Extracted data entries =
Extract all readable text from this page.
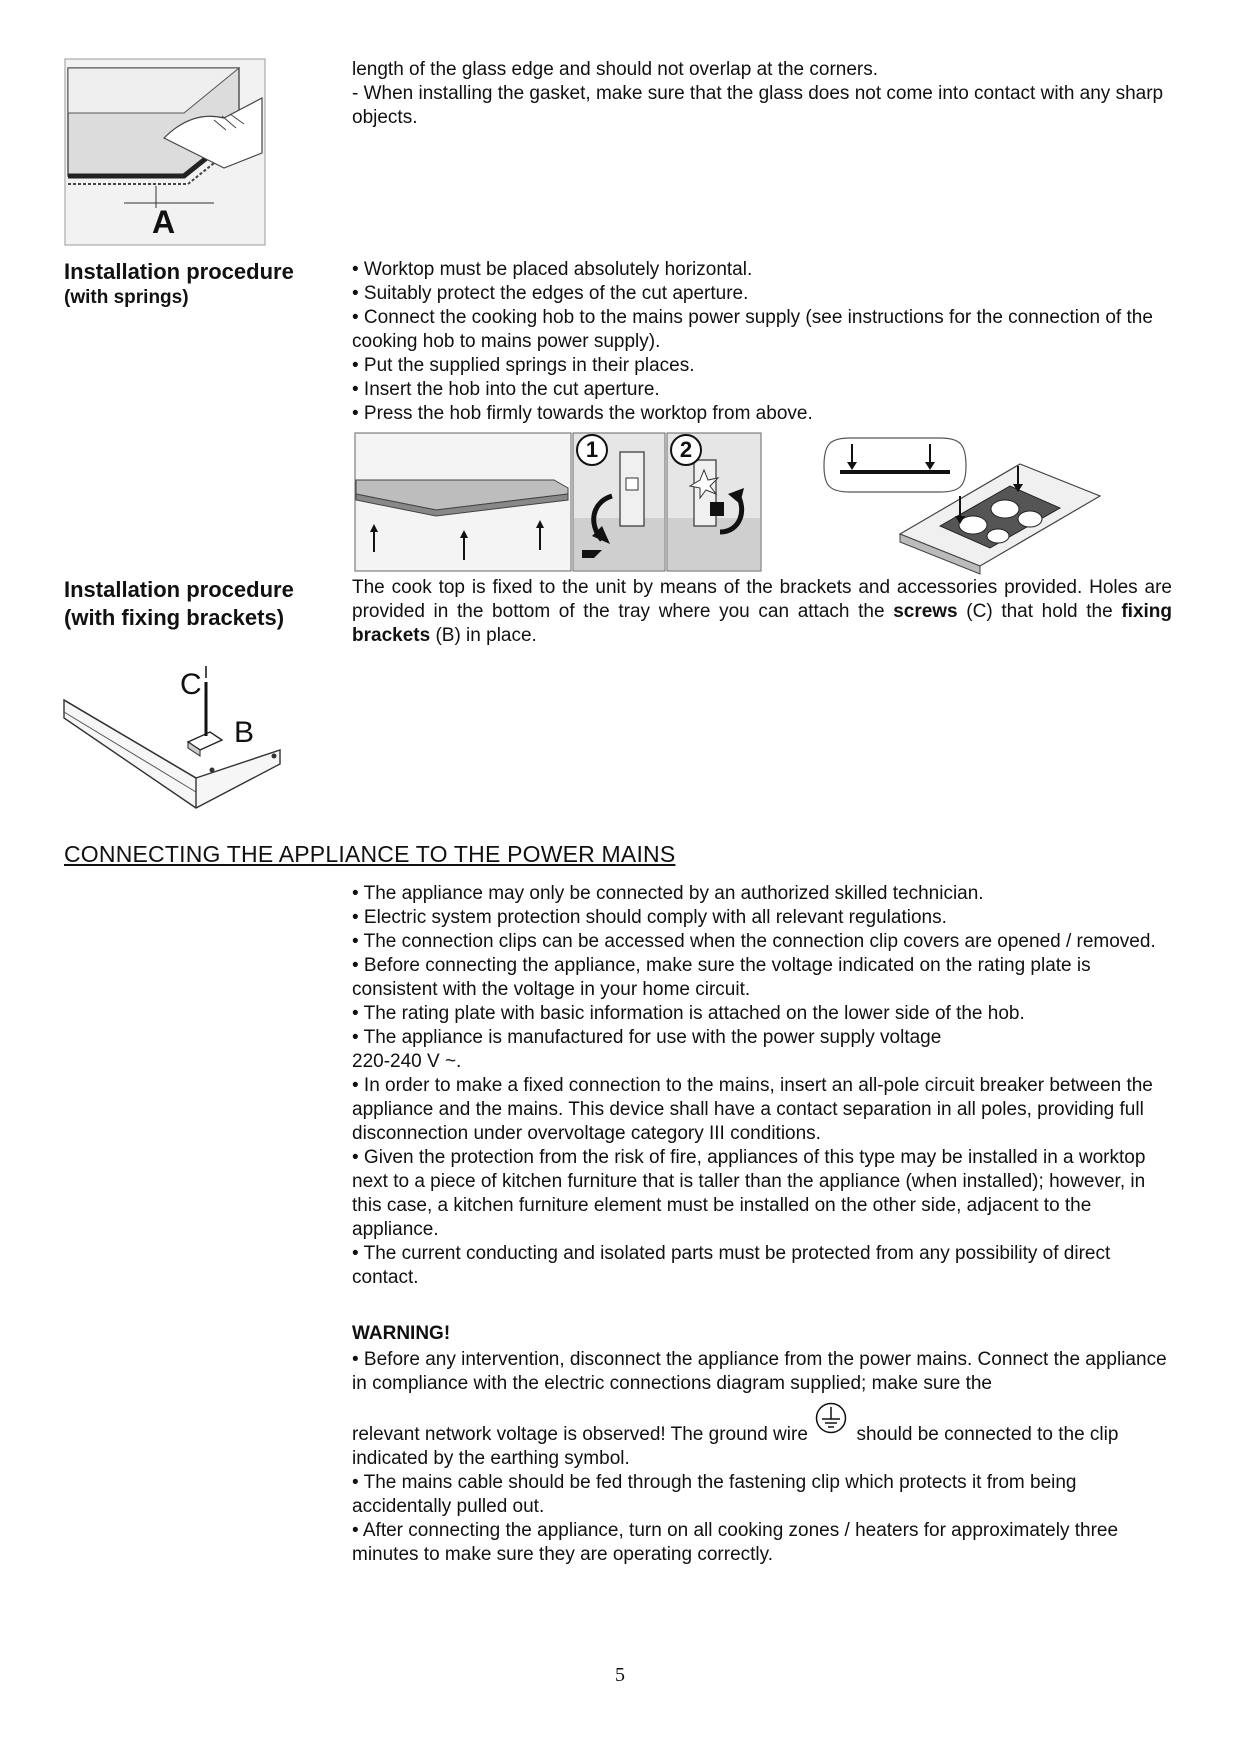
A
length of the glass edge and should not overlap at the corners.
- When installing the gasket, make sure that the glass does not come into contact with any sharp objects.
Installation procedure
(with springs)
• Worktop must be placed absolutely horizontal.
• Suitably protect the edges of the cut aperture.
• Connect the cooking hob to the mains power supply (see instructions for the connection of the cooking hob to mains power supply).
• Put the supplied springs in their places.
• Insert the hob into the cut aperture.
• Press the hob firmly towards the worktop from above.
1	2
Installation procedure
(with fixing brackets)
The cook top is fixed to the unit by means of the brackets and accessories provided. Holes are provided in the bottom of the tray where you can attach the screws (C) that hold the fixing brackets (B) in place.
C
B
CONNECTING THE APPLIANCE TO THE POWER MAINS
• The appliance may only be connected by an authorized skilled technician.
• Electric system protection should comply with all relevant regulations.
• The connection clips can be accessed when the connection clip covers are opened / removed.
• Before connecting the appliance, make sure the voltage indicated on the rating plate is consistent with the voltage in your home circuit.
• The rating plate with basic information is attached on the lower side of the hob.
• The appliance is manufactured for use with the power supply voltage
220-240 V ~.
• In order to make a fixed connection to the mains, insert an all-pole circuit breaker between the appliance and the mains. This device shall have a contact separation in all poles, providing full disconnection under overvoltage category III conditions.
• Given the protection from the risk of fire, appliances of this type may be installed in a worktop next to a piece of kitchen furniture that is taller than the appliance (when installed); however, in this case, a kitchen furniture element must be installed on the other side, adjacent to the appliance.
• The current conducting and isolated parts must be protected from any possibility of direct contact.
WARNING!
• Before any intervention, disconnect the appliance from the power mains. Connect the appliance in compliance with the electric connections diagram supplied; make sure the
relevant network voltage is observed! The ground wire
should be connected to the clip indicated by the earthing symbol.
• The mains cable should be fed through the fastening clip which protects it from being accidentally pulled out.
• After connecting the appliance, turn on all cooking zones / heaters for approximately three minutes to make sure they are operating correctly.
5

Description of the task = Reproduce every record word for word. The copy must contain no pictures.

Exercise output =
Extract all readable text from this page.
A
length of the glass edge and should not overlap at the corners.
- When installing the gasket, make sure that the glass does not come into contact with any sharp objects.
Installation procedure
(with springs)
• Worktop must be placed absolutely horizontal.
• Suitably protect the edges of the cut aperture.
• Connect the cooking hob to the mains power supply (see instructions for the connection of the cooking hob to mains power supply).
• Put the supplied springs in their places.
• Insert the hob into the cut aperture.
• Press the hob firmly towards the worktop from above.
1	2
Installation procedure
(with fixing brackets)
The cook top is fixed to the unit by means of the brackets and accessories provided. Holes are provided in the bottom of the tray where you can attach the screws (C) that hold the fixing brackets (B) in place.
C
B
CONNECTING THE APPLIANCE TO THE POWER MAINS
• The appliance may only be connected by an authorized skilled technician.
• Electric system protection should comply with all relevant regulations.
• The connection clips can be accessed when the connection clip covers are opened / removed.
• Before connecting the appliance, make sure the voltage indicated on the rating plate is consistent with the voltage in your home circuit.
• The rating plate with basic information is attached on the lower side of the hob.
• The appliance is manufactured for use with the power supply voltage
220-240 V ~.
• In order to make a fixed connection to the mains, insert an all-pole circuit breaker between the appliance and the mains. This device shall have a contact separation in all poles, providing full disconnection under overvoltage category III conditions.
• Given the protection from the risk of fire, appliances of this type may be installed in a worktop next to a piece of kitchen furniture that is taller than the appliance (when installed); however, in this case, a kitchen furniture element must be installed on the other side, adjacent to the appliance.
• The current conducting and isolated parts must be protected from any possibility of direct contact.
WARNING!
• Before any intervention, disconnect the appliance from the power mains. Connect the appliance in compliance with the electric connections diagram supplied; make sure the
relevant network voltage is observed! The ground wire
should be connected to the clip indicated by the earthing symbol.
• The mains cable should be fed through the fastening clip which protects it from being accidentally pulled out.
• After connecting the appliance, turn on all cooking zones / heaters for approximately three minutes to make sure they are operating correctly.
5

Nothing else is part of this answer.